**TO DO**
Scan the entries below and extract each line with the word "Generate" in it.

___ RECORDS TO USE

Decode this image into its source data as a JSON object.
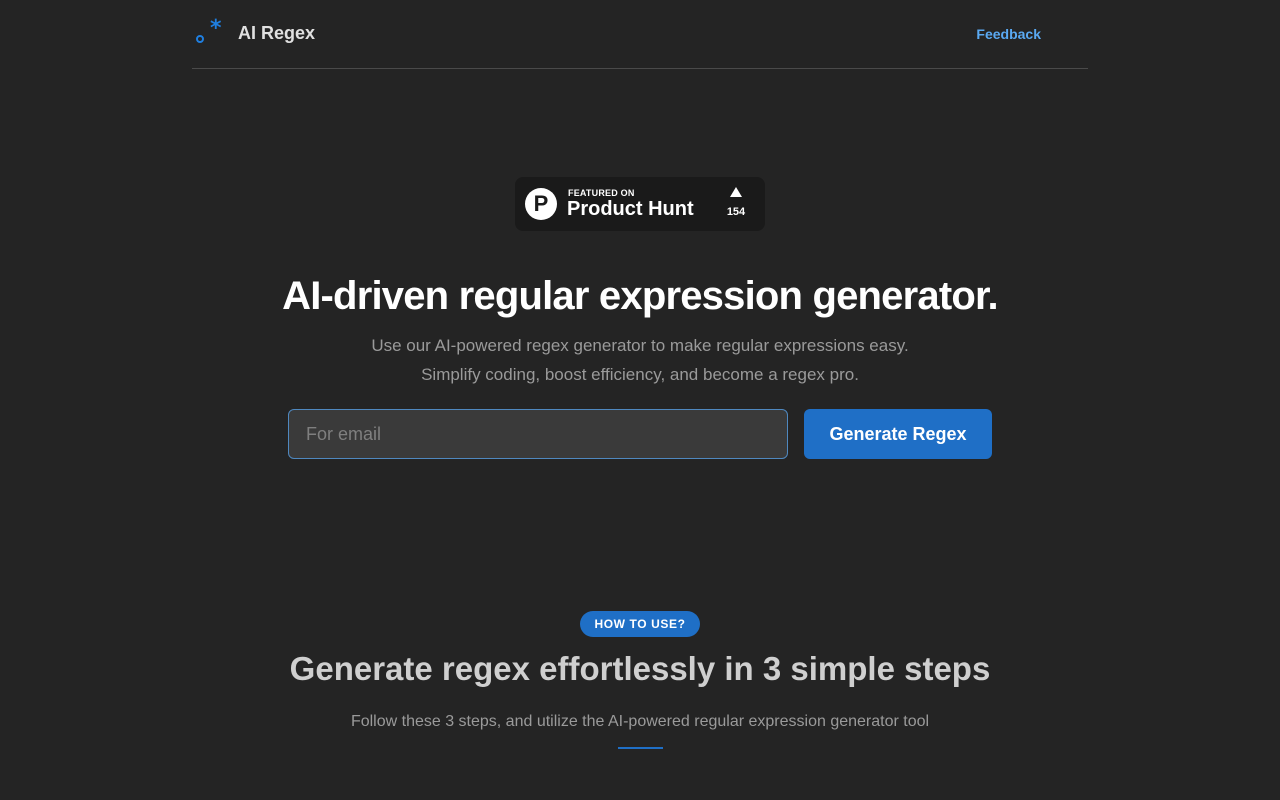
{
  "header": {
    "brand": "AI Regex",
    "feedback_link": "Feedback"
  },
  "product_hunt": {
    "featured_label": "FEATURED ON",
    "name": "Product Hunt",
    "logo_letter": "P",
    "upvotes": "154"
  },
  "hero": {
    "title": "AI-driven regular expression generator.",
    "subtitle_line1": "Use our AI-powered regex generator to make regular expressions easy.",
    "subtitle_line2": "Simplify coding, boost efficiency, and become a regex pro.",
    "input_placeholder": "For email",
    "input_value": "",
    "button_label": "Generate Regex"
  },
  "how_to": {
    "badge": "HOW TO USE?",
    "title": "Generate regex effortlessly in 3 simple steps",
    "subtitle": "Follow these 3 steps, and utilize the AI-powered regular expression generator tool"
  },
  "colors": {
    "background": "#242424",
    "accent": "#1f6fc6",
    "link": "#5aa9f2"
  }
}
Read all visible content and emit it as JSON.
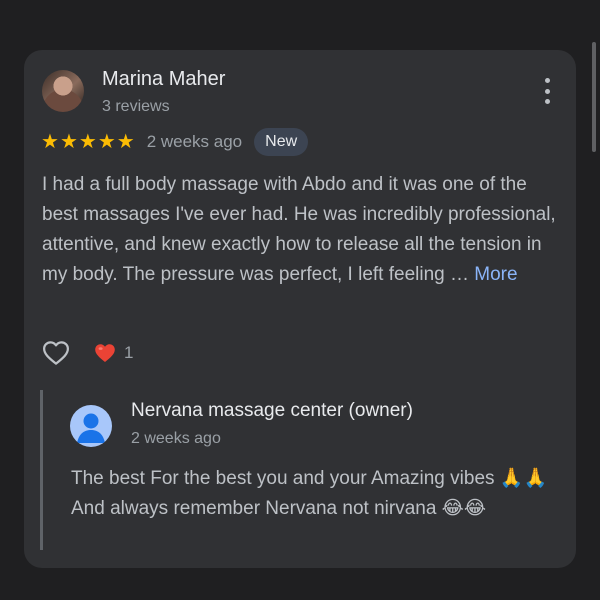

______

**SOLUTION TO THE EXERCISE**
    "button_label": "Generate Regex"
    "title": "Generate regex effortlessly in 3 simple steps",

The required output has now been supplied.